__Task description__.
Where does the string "Aguirre" appear in the records? Copy every line that contains it.

__Collection entries__.

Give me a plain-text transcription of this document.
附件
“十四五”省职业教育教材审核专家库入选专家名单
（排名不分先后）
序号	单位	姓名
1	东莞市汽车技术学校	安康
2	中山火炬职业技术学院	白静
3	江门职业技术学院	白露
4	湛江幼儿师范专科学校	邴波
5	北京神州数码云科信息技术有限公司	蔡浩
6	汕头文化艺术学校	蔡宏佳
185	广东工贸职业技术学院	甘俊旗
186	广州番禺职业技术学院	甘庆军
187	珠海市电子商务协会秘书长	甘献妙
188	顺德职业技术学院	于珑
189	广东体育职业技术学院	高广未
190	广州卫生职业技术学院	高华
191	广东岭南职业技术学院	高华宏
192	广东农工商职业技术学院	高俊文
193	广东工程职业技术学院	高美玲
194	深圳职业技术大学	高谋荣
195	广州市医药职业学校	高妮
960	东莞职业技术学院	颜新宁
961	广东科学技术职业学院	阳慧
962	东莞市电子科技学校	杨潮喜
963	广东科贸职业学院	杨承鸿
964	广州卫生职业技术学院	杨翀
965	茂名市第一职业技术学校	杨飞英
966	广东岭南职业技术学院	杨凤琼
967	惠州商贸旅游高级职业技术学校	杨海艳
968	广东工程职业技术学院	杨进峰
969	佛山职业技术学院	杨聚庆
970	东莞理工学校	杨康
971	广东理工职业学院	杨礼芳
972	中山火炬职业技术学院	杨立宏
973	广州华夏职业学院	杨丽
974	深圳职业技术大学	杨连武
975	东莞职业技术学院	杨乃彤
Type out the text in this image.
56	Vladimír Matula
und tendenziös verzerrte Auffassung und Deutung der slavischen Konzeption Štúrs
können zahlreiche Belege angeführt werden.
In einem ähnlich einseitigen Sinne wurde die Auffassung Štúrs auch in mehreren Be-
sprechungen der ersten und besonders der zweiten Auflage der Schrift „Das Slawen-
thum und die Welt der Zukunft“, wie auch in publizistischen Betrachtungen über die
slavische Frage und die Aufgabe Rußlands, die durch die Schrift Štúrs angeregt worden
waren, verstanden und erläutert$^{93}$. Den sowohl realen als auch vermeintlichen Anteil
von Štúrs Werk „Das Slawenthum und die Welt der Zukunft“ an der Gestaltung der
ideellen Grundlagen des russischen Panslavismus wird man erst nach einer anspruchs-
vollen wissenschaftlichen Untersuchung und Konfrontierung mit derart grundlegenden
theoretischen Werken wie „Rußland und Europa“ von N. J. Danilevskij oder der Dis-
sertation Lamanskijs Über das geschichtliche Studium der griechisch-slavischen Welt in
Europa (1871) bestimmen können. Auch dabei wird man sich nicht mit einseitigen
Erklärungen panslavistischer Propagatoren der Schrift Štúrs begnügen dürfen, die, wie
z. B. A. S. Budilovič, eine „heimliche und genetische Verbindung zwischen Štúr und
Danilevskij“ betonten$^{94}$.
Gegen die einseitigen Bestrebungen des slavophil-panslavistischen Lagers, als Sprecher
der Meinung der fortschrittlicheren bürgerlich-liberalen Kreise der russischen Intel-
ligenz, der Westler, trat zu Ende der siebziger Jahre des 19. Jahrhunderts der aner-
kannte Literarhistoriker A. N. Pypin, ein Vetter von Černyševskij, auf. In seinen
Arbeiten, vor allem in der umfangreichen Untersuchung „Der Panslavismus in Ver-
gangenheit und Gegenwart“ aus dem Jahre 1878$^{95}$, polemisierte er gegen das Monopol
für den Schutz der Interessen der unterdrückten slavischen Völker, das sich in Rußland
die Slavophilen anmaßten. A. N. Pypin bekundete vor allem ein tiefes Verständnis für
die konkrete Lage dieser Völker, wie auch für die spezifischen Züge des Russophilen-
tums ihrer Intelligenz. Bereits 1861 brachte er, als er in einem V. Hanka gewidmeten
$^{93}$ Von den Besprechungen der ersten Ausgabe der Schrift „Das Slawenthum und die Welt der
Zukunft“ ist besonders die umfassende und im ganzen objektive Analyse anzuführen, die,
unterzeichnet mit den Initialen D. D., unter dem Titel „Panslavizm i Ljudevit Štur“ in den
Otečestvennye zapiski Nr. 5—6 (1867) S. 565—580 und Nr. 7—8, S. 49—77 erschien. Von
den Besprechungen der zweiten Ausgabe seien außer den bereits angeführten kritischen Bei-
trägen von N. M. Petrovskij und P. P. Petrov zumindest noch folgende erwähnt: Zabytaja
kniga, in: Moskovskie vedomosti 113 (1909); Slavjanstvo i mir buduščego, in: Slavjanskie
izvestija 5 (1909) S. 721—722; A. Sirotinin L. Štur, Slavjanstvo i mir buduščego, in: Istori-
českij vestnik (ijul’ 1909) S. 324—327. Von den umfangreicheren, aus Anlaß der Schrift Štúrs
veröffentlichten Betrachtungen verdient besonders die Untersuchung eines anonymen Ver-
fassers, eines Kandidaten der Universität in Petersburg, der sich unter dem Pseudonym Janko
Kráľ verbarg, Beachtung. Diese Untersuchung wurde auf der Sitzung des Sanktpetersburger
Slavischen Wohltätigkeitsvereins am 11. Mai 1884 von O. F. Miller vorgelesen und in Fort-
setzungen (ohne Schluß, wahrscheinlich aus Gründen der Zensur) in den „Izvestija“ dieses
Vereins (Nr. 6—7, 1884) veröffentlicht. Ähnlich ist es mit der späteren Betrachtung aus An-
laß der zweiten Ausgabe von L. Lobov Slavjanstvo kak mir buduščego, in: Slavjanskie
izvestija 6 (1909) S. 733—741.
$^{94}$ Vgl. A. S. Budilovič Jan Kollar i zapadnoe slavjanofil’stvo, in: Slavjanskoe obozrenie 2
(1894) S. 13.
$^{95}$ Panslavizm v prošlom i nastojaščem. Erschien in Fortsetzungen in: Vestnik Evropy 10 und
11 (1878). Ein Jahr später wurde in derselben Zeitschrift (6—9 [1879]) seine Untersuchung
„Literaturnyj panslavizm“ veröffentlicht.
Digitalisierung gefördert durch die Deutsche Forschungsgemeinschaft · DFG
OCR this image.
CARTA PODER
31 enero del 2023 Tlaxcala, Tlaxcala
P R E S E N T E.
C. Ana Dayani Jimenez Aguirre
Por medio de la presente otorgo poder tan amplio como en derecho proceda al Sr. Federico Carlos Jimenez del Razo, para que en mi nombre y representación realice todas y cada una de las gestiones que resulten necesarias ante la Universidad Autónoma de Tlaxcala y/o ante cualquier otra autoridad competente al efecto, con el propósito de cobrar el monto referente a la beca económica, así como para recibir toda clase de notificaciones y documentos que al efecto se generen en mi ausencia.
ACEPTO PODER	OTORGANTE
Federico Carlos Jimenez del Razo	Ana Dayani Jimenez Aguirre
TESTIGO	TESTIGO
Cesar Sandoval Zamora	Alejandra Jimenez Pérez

__Result below__.
C. Ana Dayani Jimenez Aguirre
Federico Carlos Jimenez del Razo	Ana Dayani Jimenez Aguirre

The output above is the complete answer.